DO THIS: Restate the listing below word for word, omitting any images.

RECORDS FOR THIS EXERCISE:
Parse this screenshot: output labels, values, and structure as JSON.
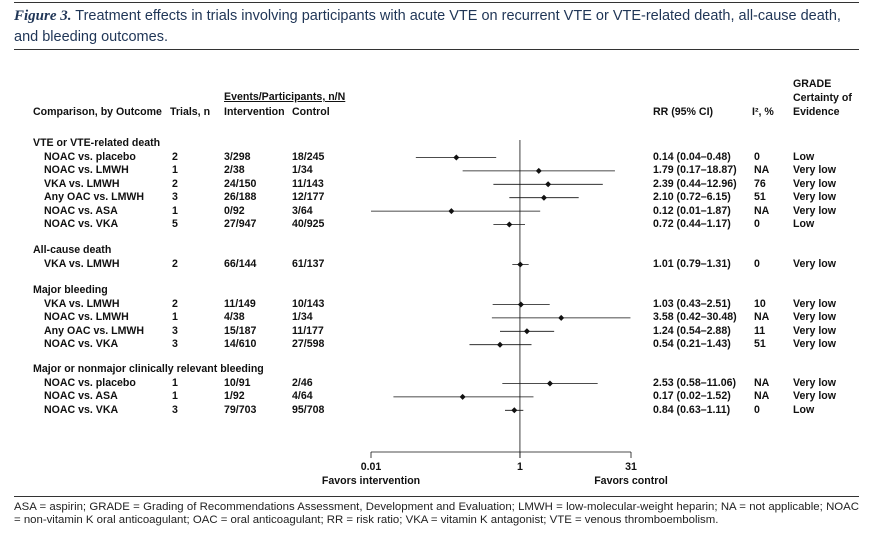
{
  "caption": {
    "label": "Figure 3.",
    "text": " Treatment effects in trials involving participants with acute VTE on recurrent VTE or VTE-related death, all-cause death, and bleeding outcomes."
  },
  "headers": {
    "comparison": "Comparison, by Outcome",
    "trials": "Trials, n",
    "events": "Events/Participants, n/N",
    "intervention": "Intervention",
    "control": "Control",
    "rr": "RR (95% CI)",
    "i2": "I², %",
    "grade1": "GRADE",
    "grade2": "Certainty of",
    "grade3": "Evidence"
  },
  "sections": [
    {
      "title": "VTE or VTE-related death",
      "rows": [
        {
          "comparison": "NOAC vs. placebo",
          "trials": "2",
          "intervention": "3/298",
          "control": "18/245",
          "rr_text": "0.14 (0.04–0.48)",
          "i2": "0",
          "grade": "Low",
          "rr": 0.14,
          "lo": 0.04,
          "hi": 0.48
        },
        {
          "comparison": "NOAC vs. LMWH",
          "trials": "1",
          "intervention": "2/38",
          "control": "1/34",
          "rr_text": "1.79 (0.17–18.87)",
          "i2": "NA",
          "grade": "Very low",
          "rr": 1.79,
          "lo": 0.17,
          "hi": 18.87
        },
        {
          "comparison": "VKA vs. LMWH",
          "trials": "2",
          "intervention": "24/150",
          "control": "11/143",
          "rr_text": "2.39 (0.44–12.96)",
          "i2": "76",
          "grade": "Very low",
          "rr": 2.39,
          "lo": 0.44,
          "hi": 12.96
        },
        {
          "comparison": "Any OAC vs. LMWH",
          "trials": "3",
          "intervention": "26/188",
          "control": "12/177",
          "rr_text": "2.10 (0.72–6.15)",
          "i2": "51",
          "grade": "Very low",
          "rr": 2.1,
          "lo": 0.72,
          "hi": 6.15
        },
        {
          "comparison": "NOAC vs. ASA",
          "trials": "1",
          "intervention": "0/92",
          "control": "3/64",
          "rr_text": "0.12 (0.01–1.87)",
          "i2": "NA",
          "grade": "Very low",
          "rr": 0.12,
          "lo": 0.01,
          "hi": 1.87
        },
        {
          "comparison": "NOAC vs. VKA",
          "trials": "5",
          "intervention": "27/947",
          "control": "40/925",
          "rr_text": "0.72 (0.44–1.17)",
          "i2": "0",
          "grade": "Low",
          "rr": 0.72,
          "lo": 0.44,
          "hi": 1.17
        }
      ]
    },
    {
      "title": "All-cause death",
      "rows": [
        {
          "comparison": "VKA vs. LMWH",
          "trials": "2",
          "intervention": "66/144",
          "control": "61/137",
          "rr_text": "1.01 (0.79–1.31)",
          "i2": "0",
          "grade": "Very low",
          "rr": 1.01,
          "lo": 0.79,
          "hi": 1.31
        }
      ]
    },
    {
      "title": "Major bleeding",
      "rows": [
        {
          "comparison": "VKA vs. LMWH",
          "trials": "2",
          "intervention": "11/149",
          "control": "10/143",
          "rr_text": "1.03 (0.43–2.51)",
          "i2": "10",
          "grade": "Very low",
          "rr": 1.03,
          "lo": 0.43,
          "hi": 2.51
        },
        {
          "comparison": "NOAC vs. LMWH",
          "trials": "1",
          "intervention": "4/38",
          "control": "1/34",
          "rr_text": "3.58 (0.42–30.48)",
          "i2": "NA",
          "grade": "Very low",
          "rr": 3.58,
          "lo": 0.42,
          "hi": 30.48
        },
        {
          "comparison": "Any OAC vs. LMWH",
          "trials": "3",
          "intervention": "15/187",
          "control": "11/177",
          "rr_text": "1.24 (0.54–2.88)",
          "i2": "11",
          "grade": "Very low",
          "rr": 1.24,
          "lo": 0.54,
          "hi": 2.88
        },
        {
          "comparison": "NOAC vs. VKA",
          "trials": "3",
          "intervention": "14/610",
          "control": "27/598",
          "rr_text": "0.54 (0.21–1.43)",
          "i2": "51",
          "grade": "Very low",
          "rr": 0.54,
          "lo": 0.21,
          "hi": 1.43
        }
      ]
    },
    {
      "title": "Major or nonmajor clinically relevant bleeding",
      "rows": [
        {
          "comparison": "NOAC vs. placebo",
          "trials": "1",
          "intervention": "10/91",
          "control": "2/46",
          "rr_text": "2.53 (0.58–11.06)",
          "i2": "NA",
          "grade": "Very low",
          "rr": 2.53,
          "lo": 0.58,
          "hi": 11.06
        },
        {
          "comparison": "NOAC vs. ASA",
          "trials": "1",
          "intervention": "1/92",
          "control": "4/64",
          "rr_text": "0.17 (0.02–1.52)",
          "i2": "NA",
          "grade": "Very low",
          "rr": 0.17,
          "lo": 0.02,
          "hi": 1.52
        },
        {
          "comparison": "NOAC vs. VKA",
          "trials": "3",
          "intervention": "79/703",
          "control": "95/708",
          "rr_text": "0.84 (0.63–1.11)",
          "i2": "0",
          "grade": "Low",
          "rr": 0.84,
          "lo": 0.63,
          "hi": 1.11
        }
      ]
    }
  ],
  "axis": {
    "scale": "log",
    "min": 0.01,
    "max": 31,
    "null_value": 1,
    "tick_labels": [
      "0.01",
      "1",
      "31"
    ],
    "tick_values": [
      0.01,
      1,
      31
    ],
    "left_label": "Favors intervention",
    "right_label": "Favors control"
  },
  "footnote": "ASA = aspirin; GRADE = Grading of Recommendations Assessment, Development and Evaluation; LMWH = low-molecular-weight heparin; NA = not applicable; NOAC = non-vitamin K oral anticoagulant; OAC = oral anticoagulant; RR = risk ratio; VKA = vitamin K antagonist; VTE = venous thromboembolism."
}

ANSWER TO THE TASK:
Parse this screenshot: output labels, values, and structure as JSON.
{
  "caption": {
    "label": "Figure 3.",
    "text": " Treatment effects in trials involving participants with acute VTE on recurrent VTE or VTE-related death, all-cause death, and bleeding outcomes."
  },
  "headers": {
    "comparison": "Comparison, by Outcome",
    "trials": "Trials, n",
    "events": "Events/Participants, n/N",
    "intervention": "Intervention",
    "control": "Control",
    "rr": "RR (95% CI)",
    "i2": "I², %",
    "grade1": "GRADE",
    "grade2": "Certainty of",
    "grade3": "Evidence"
  },
  "sections": [
    {
      "title": "VTE or VTE-related death",
      "rows": [
        {
          "comparison": "NOAC vs. placebo",
          "trials": "2",
          "intervention": "3/298",
          "control": "18/245",
          "rr_text": "0.14 (0.04–0.48)",
          "i2": "0",
          "grade": "Low",
          "rr": 0.14,
          "lo": 0.04,
          "hi": 0.48
        },
        {
          "comparison": "NOAC vs. LMWH",
          "trials": "1",
          "intervention": "2/38",
          "control": "1/34",
          "rr_text": "1.79 (0.17–18.87)",
          "i2": "NA",
          "grade": "Very low",
          "rr": 1.79,
          "lo": 0.17,
          "hi": 18.87
        },
        {
          "comparison": "VKA vs. LMWH",
          "trials": "2",
          "intervention": "24/150",
          "control": "11/143",
          "rr_text": "2.39 (0.44–12.96)",
          "i2": "76",
          "grade": "Very low",
          "rr": 2.39,
          "lo": 0.44,
          "hi": 12.96
        },
        {
          "comparison": "Any OAC vs. LMWH",
          "trials": "3",
          "intervention": "26/188",
          "control": "12/177",
          "rr_text": "2.10 (0.72–6.15)",
          "i2": "51",
          "grade": "Very low",
          "rr": 2.1,
          "lo": 0.72,
          "hi": 6.15
        },
        {
          "comparison": "NOAC vs. ASA",
          "trials": "1",
          "intervention": "0/92",
          "control": "3/64",
          "rr_text": "0.12 (0.01–1.87)",
          "i2": "NA",
          "grade": "Very low",
          "rr": 0.12,
          "lo": 0.01,
          "hi": 1.87
        },
        {
          "comparison": "NOAC vs. VKA",
          "trials": "5",
          "intervention": "27/947",
          "control": "40/925",
          "rr_text": "0.72 (0.44–1.17)",
          "i2": "0",
          "grade": "Low",
          "rr": 0.72,
          "lo": 0.44,
          "hi": 1.17
        }
      ]
    },
    {
      "title": "All-cause death",
      "rows": [
        {
          "comparison": "VKA vs. LMWH",
          "trials": "2",
          "intervention": "66/144",
          "control": "61/137",
          "rr_text": "1.01 (0.79–1.31)",
          "i2": "0",
          "grade": "Very low",
          "rr": 1.01,
          "lo": 0.79,
          "hi": 1.31
        }
      ]
    },
    {
      "title": "Major bleeding",
      "rows": [
        {
          "comparison": "VKA vs. LMWH",
          "trials": "2",
          "intervention": "11/149",
          "control": "10/143",
          "rr_text": "1.03 (0.43–2.51)",
          "i2": "10",
          "grade": "Very low",
          "rr": 1.03,
          "lo": 0.43,
          "hi": 2.51
        },
        {
          "comparison": "NOAC vs. LMWH",
          "trials": "1",
          "intervention": "4/38",
          "control": "1/34",
          "rr_text": "3.58 (0.42–30.48)",
          "i2": "NA",
          "grade": "Very low",
          "rr": 3.58,
          "lo": 0.42,
          "hi": 30.48
        },
        {
          "comparison": "Any OAC vs. LMWH",
          "trials": "3",
          "intervention": "15/187",
          "control": "11/177",
          "rr_text": "1.24 (0.54–2.88)",
          "i2": "11",
          "grade": "Very low",
          "rr": 1.24,
          "lo": 0.54,
          "hi": 2.88
        },
        {
          "comparison": "NOAC vs. VKA",
          "trials": "3",
          "intervention": "14/610",
          "control": "27/598",
          "rr_text": "0.54 (0.21–1.43)",
          "i2": "51",
          "grade": "Very low",
          "rr": 0.54,
          "lo": 0.21,
          "hi": 1.43
        }
      ]
    },
    {
      "title": "Major or nonmajor clinically relevant bleeding",
      "rows": [
        {
          "comparison": "NOAC vs. placebo",
          "trials": "1",
          "intervention": "10/91",
          "control": "2/46",
          "rr_text": "2.53 (0.58–11.06)",
          "i2": "NA",
          "grade": "Very low",
          "rr": 2.53,
          "lo": 0.58,
          "hi": 11.06
        },
        {
          "comparison": "NOAC vs. ASA",
          "trials": "1",
          "intervention": "1/92",
          "control": "4/64",
          "rr_text": "0.17 (0.02–1.52)",
          "i2": "NA",
          "grade": "Very low",
          "rr": 0.17,
          "lo": 0.02,
          "hi": 1.52
        },
        {
          "comparison": "NOAC vs. VKA",
          "trials": "3",
          "intervention": "79/703",
          "control": "95/708",
          "rr_text": "0.84 (0.63–1.11)",
          "i2": "0",
          "grade": "Low",
          "rr": 0.84,
          "lo": 0.63,
          "hi": 1.11
        }
      ]
    }
  ],
  "axis": {
    "scale": "log",
    "min": 0.01,
    "max": 31,
    "null_value": 1,
    "tick_labels": [
      "0.01",
      "1",
      "31"
    ],
    "tick_values": [
      0.01,
      1,
      31
    ],
    "left_label": "Favors intervention",
    "right_label": "Favors control"
  },
  "footnote": "ASA = aspirin; GRADE = Grading of Recommendations Assessment, Development and Evaluation; LMWH = low-molecular-weight heparin; NA = not applicable; NOAC = non-vitamin K oral anticoagulant; OAC = oral anticoagulant; RR = risk ratio; VKA = vitamin K antagonist; VTE = venous thromboembolism."
}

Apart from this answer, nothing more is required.